▶ _WRITTEN TASK_: Produce an exact transcription of the listing below, omitting the pictures.

Collected data entries:
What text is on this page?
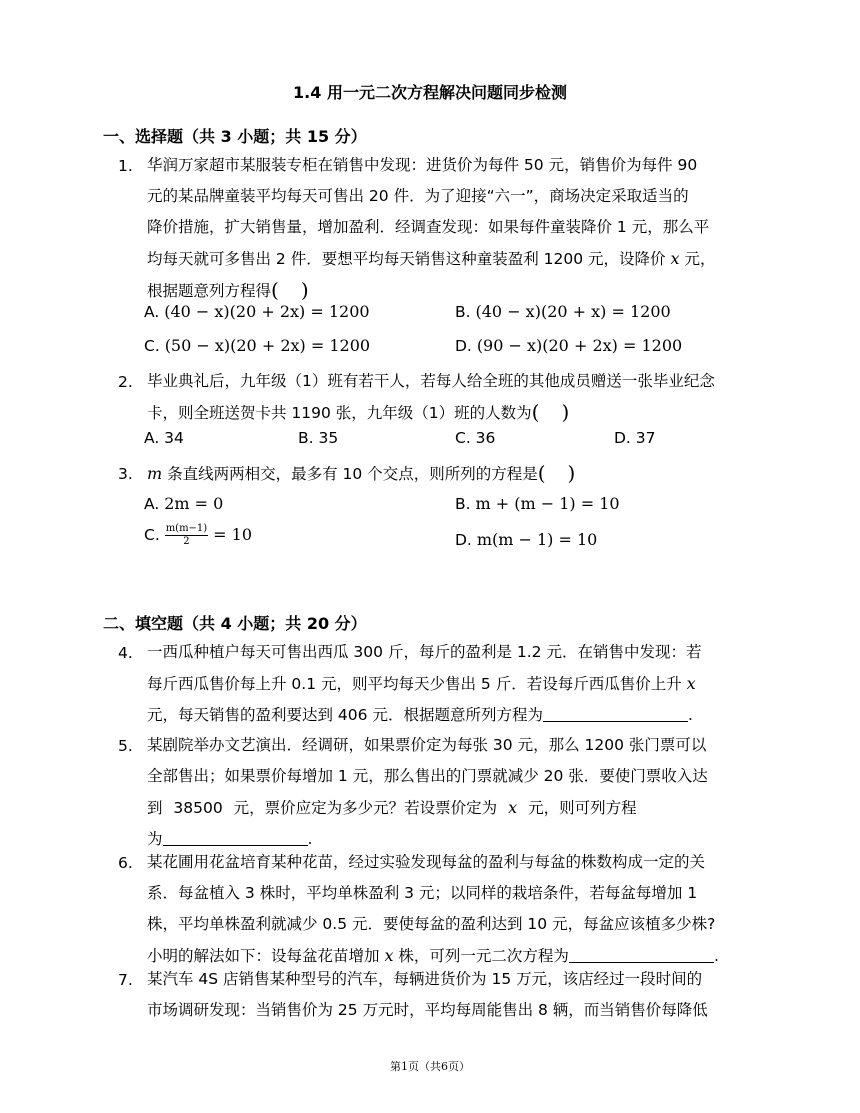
1.4 用一元二次方程解决问题同步检测
一、选择题（共 3 小题；共 15 分）
1. 华润万家超市某服装专柜在销售中发现：进货价为每件 50 元，销售价为每件 90
元的某品牌童装平均每天可售出 20 件．为了迎接“六一”，商场决定采取适当的
降价措施，扩大销售量，增加盈利．经调查发现：如果每件童装降价 1 元，那么平
均每天就可多售出 2 件．要想平均每天销售这种童装盈利 1200 元，设降价 x 元，
根据题意列方程得()
A. (40 − x)(20 + 2x) = 1200	B. (40 − x)(20 + x) = 1200
C. (50 − x)(20 + 2x) = 1200	D. (90 − x)(20 + 2x) = 1200
2. 毕业典礼后，九年级（1）班有若干人，若每人给全班的其他成员赠送一张毕业纪念
卡，则全班送贺卡共 1190 张，九年级（1）班的人数为()
A. 34	B. 35	C. 36	D. 37
3. m 条直线两两相交，最多有 10 个交点，则所列的方程是()
A. 2m = 0	B. m + (m − 1) = 10
C. $\frac{m(m-1)}{2} = 10$	D. m(m − 1) = 10
二、填空题（共 4 小题；共 20 分）
4. 一西瓜种植户每天可售出西瓜 300 斤，每斤的盈利是 1.2 元．在销售中发现：若
每斤西瓜售价每上升 0.1 元，则平均每天少售出 5 斤．若设每斤西瓜售价上升 x
元，每天销售的盈利要达到 406 元．根据题意所列方程为	.
5. 某剧院举办文艺演出．经调研，如果票价定为每张 30 元，那么 1200 张门票可以
全部售出；如果票价每增加 1 元，那么售出的门票就减少 20 张．要使门票收入达
到 38500 元，票价应定为多少元？若设票价定为 x 元，则可列方程
为	.
6. 某花圃用花盆培育某种花苗，经过实验发现每盆的盈利与每盆的株数构成一定的关
系．每盆植入 3 株时，平均单株盈利 3 元；以同样的栽培条件，若每盆每增加 1
株，平均单株盈利就减少 0.5 元．要使每盆的盈利达到 10 元，每盆应该植多少株?
小明的解法如下：设每盆花苗增加 x 株，可列一元二次方程为	.
7. 某汽车 4S 店销售某种型号的汽车，每辆进货价为 15 万元，该店经过一段时间的
市场调研发现：当销售价为 25 万元时，平均每周能售出 8 辆，而当销售价每降低
第1页（共6页）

▶ _FULL OUTPUT_:
What text is on this page?
1.4 用一元二次方程解决问题同步检测
一、选择题（共 3 小题；共 15 分）
1. 华润万家超市某服装专柜在销售中发现：进货价为每件 50 元，销售价为每件 90
元的某品牌童装平均每天可售出 20 件．为了迎接“六一”，商场决定采取适当的
降价措施，扩大销售量，增加盈利．经调查发现：如果每件童装降价 1 元，那么平
均每天就可多售出 2 件．要想平均每天销售这种童装盈利 1200 元，设降价 x 元，
根据题意列方程得()
A. (40 − x)(20 + 2x) = 1200	B. (40 − x)(20 + x) = 1200
C. (50 − x)(20 + 2x) = 1200	D. (90 − x)(20 + 2x) = 1200
2. 毕业典礼后，九年级（1）班有若干人，若每人给全班的其他成员赠送一张毕业纪念
卡，则全班送贺卡共 1190 张，九年级（1）班的人数为()
A. 34	B. 35	C. 36	D. 37
3. m 条直线两两相交，最多有 10 个交点，则所列的方程是()
A. 2m = 0	B. m + (m − 1) = 10
C. $\frac{m(m-1)}{2} = 10$	D. m(m − 1) = 10
二、填空题（共 4 小题；共 20 分）
4. 一西瓜种植户每天可售出西瓜 300 斤，每斤的盈利是 1.2 元．在销售中发现：若
每斤西瓜售价每上升 0.1 元，则平均每天少售出 5 斤．若设每斤西瓜售价上升 x
元，每天销售的盈利要达到 406 元．根据题意所列方程为	.
5. 某剧院举办文艺演出．经调研，如果票价定为每张 30 元，那么 1200 张门票可以
全部售出；如果票价每增加 1 元，那么售出的门票就减少 20 张．要使门票收入达
到 38500 元，票价应定为多少元？若设票价定为 x 元，则可列方程
为	.
6. 某花圃用花盆培育某种花苗，经过实验发现每盆的盈利与每盆的株数构成一定的关
系．每盆植入 3 株时，平均单株盈利 3 元；以同样的栽培条件，若每盆每增加 1
株，平均单株盈利就减少 0.5 元．要使每盆的盈利达到 10 元，每盆应该植多少株?
小明的解法如下：设每盆花苗增加 x 株，可列一元二次方程为	.
7. 某汽车 4S 店销售某种型号的汽车，每辆进货价为 15 万元，该店经过一段时间的
市场调研发现：当销售价为 25 万元时，平均每周能售出 8 辆，而当销售价每降低
第1页（共6页）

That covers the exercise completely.